** start **

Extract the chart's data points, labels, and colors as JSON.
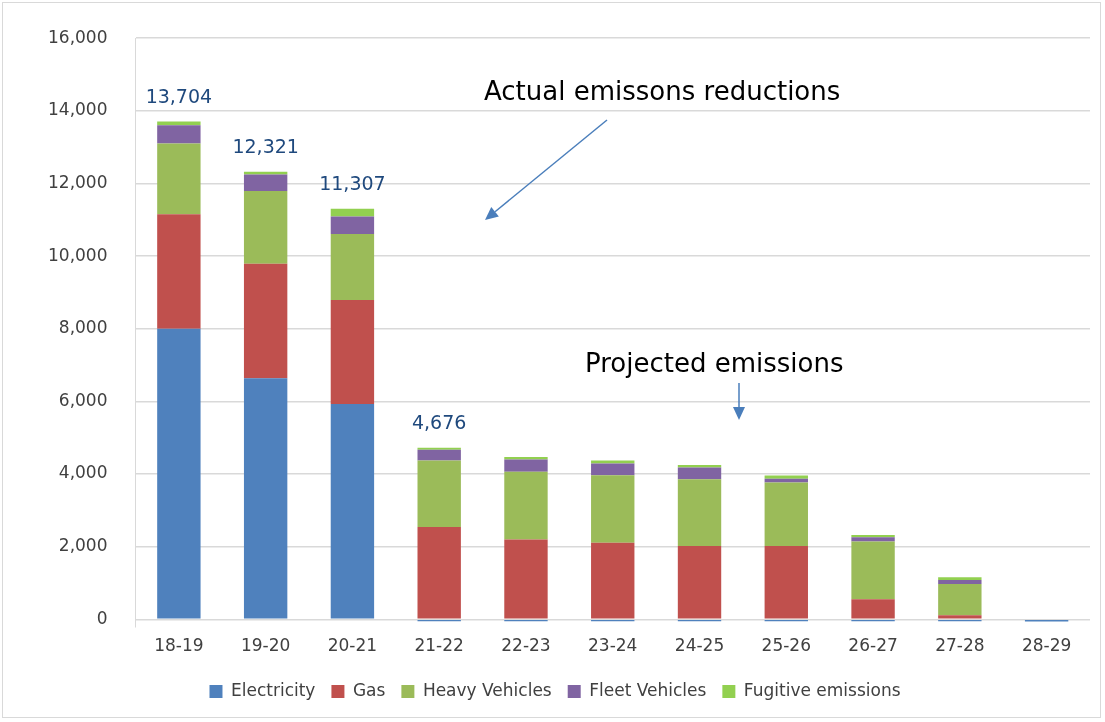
{
  "chart_data": {
    "type": "bar",
    "stacked": true,
    "categories": [
      "18-19",
      "19-20",
      "20-21",
      "21-22",
      "22-23",
      "23-24",
      "24-25",
      "25-26",
      "26-27",
      "27-28",
      "28-29"
    ],
    "series": [
      {
        "name": "Electricity",
        "color": "#4f81bd",
        "values": [
          8000,
          6640,
          5930,
          -50,
          -50,
          -50,
          -50,
          -50,
          -50,
          -50,
          -60
        ]
      },
      {
        "name": "Gas",
        "color": "#c0504d",
        "values": [
          3150,
          3150,
          2860,
          2540,
          2200,
          2110,
          2020,
          2020,
          550,
          110,
          0
        ]
      },
      {
        "name": "Heavy Vehicles",
        "color": "#9bbb59",
        "values": [
          1950,
          2000,
          1820,
          1830,
          1860,
          1860,
          1840,
          1750,
          1590,
          860,
          0
        ]
      },
      {
        "name": "Fleet Vehicles",
        "color": "#8064a2",
        "values": [
          500,
          460,
          480,
          300,
          340,
          320,
          320,
          100,
          120,
          110,
          0
        ]
      },
      {
        "name": "Fugitive emissions",
        "color": "#92d050",
        "values": [
          104,
          71,
          217,
          56,
          70,
          80,
          70,
          90,
          60,
          80,
          0
        ]
      }
    ],
    "totals": [
      "13,704",
      "12,321",
      "11,307",
      "4,676",
      null,
      null,
      null,
      null,
      null,
      null,
      null
    ],
    "ylim": [
      -200,
      16000
    ],
    "yticks": [
      0,
      {
        "value": 2000,
        "label": "2,000"
      },
      {
        "value": 4000,
        "label": "4,000"
      },
      {
        "value": 6000,
        "label": "6,000"
      },
      {
        "value": 8000,
        "label": "8,000"
      },
      {
        "value": 10000,
        "label": "10,000"
      },
      {
        "value": 12000,
        "label": "12,000"
      },
      {
        "value": 14000,
        "label": "14,000"
      },
      {
        "value": 16000,
        "label": "16,000"
      }
    ],
    "grid": "y",
    "legend": "bottom",
    "annotations": [
      "Actual emissons reductions",
      "Projected emissions"
    ]
  }
}
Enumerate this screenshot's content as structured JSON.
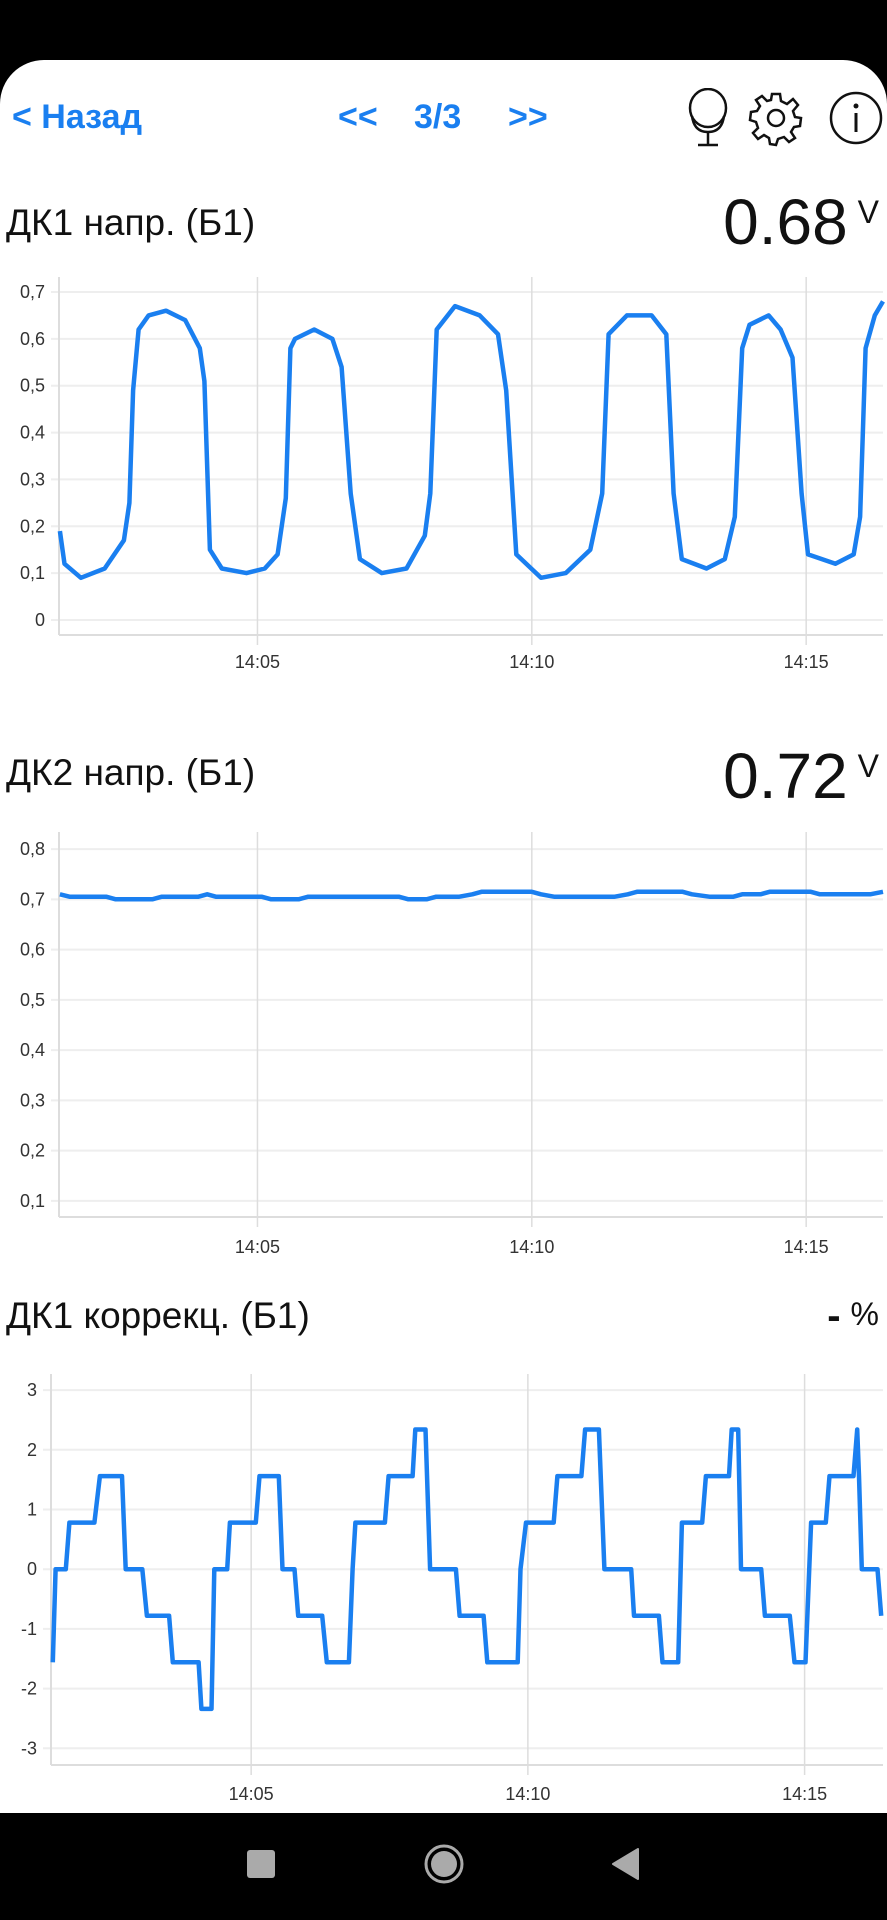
{
  "header": {
    "back_label": "< Назад",
    "prev_label": "<<",
    "page_indicator": "3/3",
    "next_label": ">>",
    "icons": [
      "microphone-icon",
      "gear-icon",
      "info-icon"
    ]
  },
  "accent_color": "#1a7ff0",
  "panels": [
    {
      "title": "ДК1 напр. (Б1)",
      "value": "0.68",
      "unit": "V"
    },
    {
      "title": "ДК2 напр. (Б1)",
      "value": "0.72",
      "unit": "V"
    },
    {
      "title": "ДК1 коррекц. (Б1)",
      "value": "-",
      "unit": "%"
    }
  ],
  "chart_data": [
    {
      "type": "line",
      "xlim": [
        "14:01:23",
        "14:16:24"
      ],
      "ylim": [
        -0.032,
        0.732
      ],
      "grid": true,
      "x_ticks": [
        "14:05",
        "14:10",
        "14:15"
      ],
      "y_ticks": [
        0,
        0.1,
        0.2,
        0.3,
        0.4,
        0.5,
        0.6,
        0.7
      ],
      "y_tick_labels": [
        "0",
        "0,1",
        "0,2",
        "0,3",
        "0,4",
        "0,5",
        "0,6",
        "0,7"
      ],
      "points": [
        [
          "14:01:24",
          0.19
        ],
        [
          "14:01:29",
          0.12
        ],
        [
          "14:01:47",
          0.09
        ],
        [
          "14:02:13",
          0.11
        ],
        [
          "14:02:34",
          0.17
        ],
        [
          "14:02:40",
          0.25
        ],
        [
          "14:02:44",
          0.49
        ],
        [
          "14:02:50",
          0.62
        ],
        [
          "14:03:01",
          0.65
        ],
        [
          "14:03:20",
          0.66
        ],
        [
          "14:03:41",
          0.64
        ],
        [
          "14:03:57",
          0.58
        ],
        [
          "14:04:02",
          0.51
        ],
        [
          "14:04:08",
          0.15
        ],
        [
          "14:04:21",
          0.11
        ],
        [
          "14:04:48",
          0.1
        ],
        [
          "14:05:08",
          0.11
        ],
        [
          "14:05:22",
          0.14
        ],
        [
          "14:05:31",
          0.26
        ],
        [
          "14:05:36",
          0.58
        ],
        [
          "14:05:41",
          0.6
        ],
        [
          "14:06:02",
          0.62
        ],
        [
          "14:06:22",
          0.6
        ],
        [
          "14:06:32",
          0.54
        ],
        [
          "14:06:42",
          0.27
        ],
        [
          "14:06:52",
          0.13
        ],
        [
          "14:07:16",
          0.1
        ],
        [
          "14:07:43",
          0.11
        ],
        [
          "14:08:03",
          0.18
        ],
        [
          "14:08:09",
          0.27
        ],
        [
          "14:08:16",
          0.62
        ],
        [
          "14:08:36",
          0.67
        ],
        [
          "14:09:03",
          0.65
        ],
        [
          "14:09:23",
          0.61
        ],
        [
          "14:09:32",
          0.49
        ],
        [
          "14:09:43",
          0.14
        ],
        [
          "14:10:10",
          0.09
        ],
        [
          "14:10:37",
          0.1
        ],
        [
          "14:11:04",
          0.15
        ],
        [
          "14:11:17",
          0.27
        ],
        [
          "14:11:24",
          0.61
        ],
        [
          "14:11:44",
          0.65
        ],
        [
          "14:12:11",
          0.65
        ],
        [
          "14:12:27",
          0.61
        ],
        [
          "14:12:35",
          0.27
        ],
        [
          "14:12:44",
          0.13
        ],
        [
          "14:13:11",
          0.11
        ],
        [
          "14:13:31",
          0.13
        ],
        [
          "14:13:42",
          0.22
        ],
        [
          "14:13:50",
          0.58
        ],
        [
          "14:13:58",
          0.63
        ],
        [
          "14:14:19",
          0.65
        ],
        [
          "14:14:32",
          0.62
        ],
        [
          "14:14:45",
          0.56
        ],
        [
          "14:14:55",
          0.27
        ],
        [
          "14:15:02",
          0.14
        ],
        [
          "14:15:32",
          0.12
        ],
        [
          "14:15:52",
          0.14
        ],
        [
          "14:15:59",
          0.22
        ],
        [
          "14:16:05",
          0.58
        ],
        [
          "14:16:15",
          0.65
        ],
        [
          "14:16:24",
          0.68
        ]
      ]
    },
    {
      "type": "line",
      "xlim": [
        "14:01:23",
        "14:16:24"
      ],
      "ylim": [
        0.068,
        0.834
      ],
      "grid": true,
      "x_ticks": [
        "14:05",
        "14:10",
        "14:15"
      ],
      "y_ticks": [
        0.1,
        0.2,
        0.3,
        0.4,
        0.5,
        0.6,
        0.7,
        0.8
      ],
      "y_tick_labels": [
        "0,1",
        "0,2",
        "0,3",
        "0,4",
        "0,5",
        "0,6",
        "0,7",
        "0,8"
      ],
      "points": [
        [
          "14:01:24",
          0.71
        ],
        [
          "14:01:35",
          0.705
        ],
        [
          "14:02:15",
          0.705
        ],
        [
          "14:02:25",
          0.7
        ],
        [
          "14:03:05",
          0.7
        ],
        [
          "14:03:15",
          0.705
        ],
        [
          "14:03:55",
          0.705
        ],
        [
          "14:04:05",
          0.71
        ],
        [
          "14:04:15",
          0.705
        ],
        [
          "14:05:05",
          0.705
        ],
        [
          "14:05:15",
          0.7
        ],
        [
          "14:05:45",
          0.7
        ],
        [
          "14:05:55",
          0.705
        ],
        [
          "14:07:35",
          0.705
        ],
        [
          "14:07:45",
          0.7
        ],
        [
          "14:08:05",
          0.7
        ],
        [
          "14:08:15",
          0.705
        ],
        [
          "14:08:40",
          0.705
        ],
        [
          "14:08:55",
          0.71
        ],
        [
          "14:09:05",
          0.715
        ],
        [
          "14:10:00",
          0.715
        ],
        [
          "14:10:10",
          0.71
        ],
        [
          "14:10:25",
          0.705
        ],
        [
          "14:11:30",
          0.705
        ],
        [
          "14:11:45",
          0.71
        ],
        [
          "14:11:55",
          0.715
        ],
        [
          "14:12:45",
          0.715
        ],
        [
          "14:12:55",
          0.71
        ],
        [
          "14:13:15",
          0.705
        ],
        [
          "14:13:40",
          0.705
        ],
        [
          "14:13:50",
          0.71
        ],
        [
          "14:14:10",
          0.71
        ],
        [
          "14:14:20",
          0.715
        ],
        [
          "14:15:05",
          0.715
        ],
        [
          "14:15:15",
          0.71
        ],
        [
          "14:16:10",
          0.71
        ],
        [
          "14:16:24",
          0.715
        ]
      ]
    },
    {
      "type": "line",
      "xlim": [
        "14:01:23",
        "14:16:25"
      ],
      "ylim": [
        -3.28,
        3.27
      ],
      "grid": true,
      "x_ticks": [
        "14:05",
        "14:10",
        "14:15"
      ],
      "y_ticks": [
        -3,
        -2,
        -1,
        0,
        1,
        2,
        3
      ],
      "y_tick_labels": [
        "-3",
        "-2",
        "-1",
        "0",
        "1",
        "2",
        "3"
      ],
      "points": [
        [
          "14:01:25",
          -1.56
        ],
        [
          "14:01:28",
          0
        ],
        [
          "14:01:39",
          0
        ],
        [
          "14:01:43",
          0.78
        ],
        [
          "14:02:10",
          0.78
        ],
        [
          "14:02:16",
          1.56
        ],
        [
          "14:02:40",
          1.56
        ],
        [
          "14:02:44",
          0
        ],
        [
          "14:03:02",
          0
        ],
        [
          "14:03:07",
          -0.78
        ],
        [
          "14:03:31",
          -0.78
        ],
        [
          "14:03:35",
          -1.56
        ],
        [
          "14:04:03",
          -1.56
        ],
        [
          "14:04:06",
          -2.34
        ],
        [
          "14:04:17",
          -2.34
        ],
        [
          "14:04:20",
          0
        ],
        [
          "14:04:34",
          0
        ],
        [
          "14:04:37",
          0.78
        ],
        [
          "14:05:05",
          0.78
        ],
        [
          "14:05:09",
          1.56
        ],
        [
          "14:05:30",
          1.56
        ],
        [
          "14:05:34",
          0
        ],
        [
          "14:05:47",
          0
        ],
        [
          "14:05:51",
          -0.78
        ],
        [
          "14:06:17",
          -0.78
        ],
        [
          "14:06:22",
          -1.56
        ],
        [
          "14:06:46",
          -1.56
        ],
        [
          "14:06:50",
          0
        ],
        [
          "14:06:53",
          0.78
        ],
        [
          "14:07:25",
          0.78
        ],
        [
          "14:07:29",
          1.56
        ],
        [
          "14:07:55",
          1.56
        ],
        [
          "14:07:58",
          2.34
        ],
        [
          "14:08:09",
          2.34
        ],
        [
          "14:08:14",
          0
        ],
        [
          "14:08:42",
          0
        ],
        [
          "14:08:46",
          -0.78
        ],
        [
          "14:09:12",
          -0.78
        ],
        [
          "14:09:16",
          -1.56
        ],
        [
          "14:09:49",
          -1.56
        ],
        [
          "14:09:52",
          0
        ],
        [
          "14:09:58",
          0.78
        ],
        [
          "14:10:28",
          0.78
        ],
        [
          "14:10:32",
          1.56
        ],
        [
          "14:10:58",
          1.56
        ],
        [
          "14:11:02",
          2.34
        ],
        [
          "14:11:17",
          2.34
        ],
        [
          "14:11:23",
          0
        ],
        [
          "14:11:52",
          0
        ],
        [
          "14:11:55",
          -0.78
        ],
        [
          "14:12:22",
          -0.78
        ],
        [
          "14:12:26",
          -1.56
        ],
        [
          "14:12:43",
          -1.56
        ],
        [
          "14:12:47",
          0.78
        ],
        [
          "14:13:09",
          0.78
        ],
        [
          "14:13:13",
          1.56
        ],
        [
          "14:13:38",
          1.56
        ],
        [
          "14:13:41",
          2.34
        ],
        [
          "14:13:48",
          2.34
        ],
        [
          "14:13:51",
          0
        ],
        [
          "14:14:13",
          0
        ],
        [
          "14:14:17",
          -0.78
        ],
        [
          "14:14:44",
          -0.78
        ],
        [
          "14:14:49",
          -1.56
        ],
        [
          "14:15:01",
          -1.56
        ],
        [
          "14:15:07",
          0.78
        ],
        [
          "14:15:23",
          0.78
        ],
        [
          "14:15:27",
          1.56
        ],
        [
          "14:15:53",
          1.56
        ],
        [
          "14:15:57",
          2.34
        ],
        [
          "14:15:59",
          1.56
        ],
        [
          "14:16:02",
          0
        ],
        [
          "14:16:19",
          0
        ],
        [
          "14:16:23",
          -0.78
        ]
      ]
    }
  ],
  "nav": {
    "icons": [
      "recents-square-icon",
      "home-circle-icon",
      "back-triangle-icon"
    ]
  }
}
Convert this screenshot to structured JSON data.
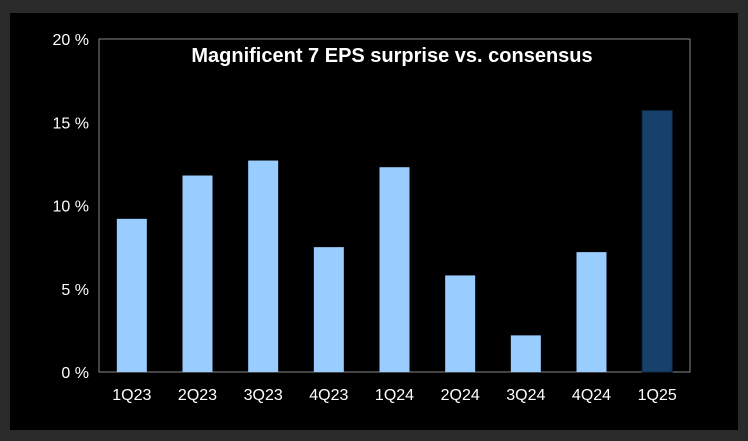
{
  "chart_data": {
    "type": "bar",
    "title": "Magnificent 7 EPS surprise vs. consensus",
    "xlabel": "",
    "ylabel": "",
    "categories": [
      "1Q23",
      "2Q23",
      "3Q23",
      "4Q23",
      "1Q24",
      "2Q24",
      "3Q24",
      "4Q24",
      "1Q25"
    ],
    "values": [
      9.2,
      11.8,
      12.7,
      7.5,
      12.3,
      5.8,
      2.2,
      7.2,
      15.7
    ],
    "ylim": [
      0,
      20
    ],
    "yticks": [
      0,
      5,
      10,
      15,
      20
    ],
    "ytick_labels": [
      "0 %",
      "5 %",
      "10 %",
      "15 %",
      "20 %"
    ],
    "grid": false,
    "colors": {
      "bar": "#99ccff",
      "highlight_bar": "#17406b",
      "highlight_index": 8,
      "background": "#000000",
      "frame": "#888888",
      "text": "#ffffff"
    }
  }
}
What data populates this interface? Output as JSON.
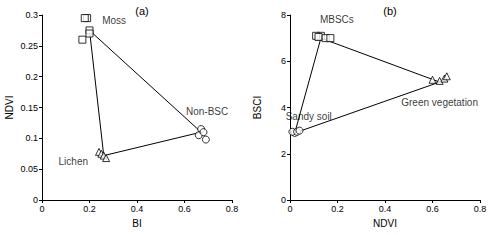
{
  "chart_data": [
    {
      "type": "scatter",
      "title": "(a)",
      "x_label": "BI",
      "y_label": "NDVI",
      "xlim": [
        0,
        0.8
      ],
      "xticks": [
        0,
        0.2,
        0.4,
        0.6,
        0.8
      ],
      "ylim": [
        0,
        0.3
      ],
      "yticks": [
        0,
        0.05,
        0.1,
        0.15,
        0.2,
        0.25,
        0.3
      ],
      "grid": false,
      "series": [
        {
          "name": "Moss",
          "type": "scatter",
          "marker": "square",
          "color": "#000000",
          "x": [
            0.19,
            0.18,
            0.2,
            0.17,
            0.2
          ],
          "values": [
            0.295,
            0.295,
            0.275,
            0.26,
            0.27
          ]
        },
        {
          "name": "Lichen",
          "type": "scatter",
          "marker": "triangle",
          "color": "#000000",
          "x": [
            0.24,
            0.25,
            0.26,
            0.27
          ],
          "values": [
            0.078,
            0.075,
            0.072,
            0.068
          ]
        },
        {
          "name": "Non-BSC",
          "type": "scatter",
          "marker": "circle",
          "color": "#000000",
          "x": [
            0.67,
            0.66,
            0.68,
            0.69
          ],
          "values": [
            0.115,
            0.105,
            0.11,
            0.098
          ]
        },
        {
          "type": "line",
          "line_style": "solid",
          "color": "#000000",
          "x": [
            0.2,
            0.26,
            0.67,
            0.2
          ],
          "values": [
            0.275,
            0.072,
            0.11,
            0.275
          ]
        }
      ]
    },
    {
      "type": "scatter",
      "title": "(b)",
      "x_label": "NDVI",
      "y_label": "BSCI",
      "xlim": [
        0,
        0.8
      ],
      "xticks": [
        0,
        0.2,
        0.4,
        0.6,
        0.8
      ],
      "ylim": [
        0,
        8
      ],
      "yticks": [
        0,
        2,
        4,
        6,
        8
      ],
      "grid": false,
      "series": [
        {
          "name": "MBSCs",
          "type": "scatter",
          "marker": "square",
          "color": "#000000",
          "x": [
            0.13,
            0.11,
            0.12,
            0.15,
            0.17
          ],
          "values": [
            7.1,
            7.1,
            7.05,
            7.0,
            7.0
          ]
        },
        {
          "name": "Green vegetation",
          "type": "scatter",
          "marker": "triangle",
          "color": "#000000",
          "x": [
            0.63,
            0.6,
            0.65,
            0.66
          ],
          "values": [
            5.15,
            5.2,
            5.25,
            5.35
          ]
        },
        {
          "name": "Sandy soil",
          "type": "scatter",
          "marker": "circle",
          "color": "#000000",
          "x": [
            0.02,
            0.01,
            0.03,
            0.04
          ],
          "values": [
            2.9,
            2.95,
            2.95,
            3.0
          ]
        },
        {
          "type": "line",
          "line_style": "solid",
          "color": "#000000",
          "x": [
            0.13,
            0.63,
            0.02,
            0.13
          ],
          "values": [
            7.0,
            5.1,
            2.9,
            7.0
          ]
        }
      ]
    }
  ]
}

** end **

Work to do: Using the records above, pull out each line where the word "colors" occurs.

Correct response:
Extract the chart's data points, labels, and colors as JSON.
    "colors": {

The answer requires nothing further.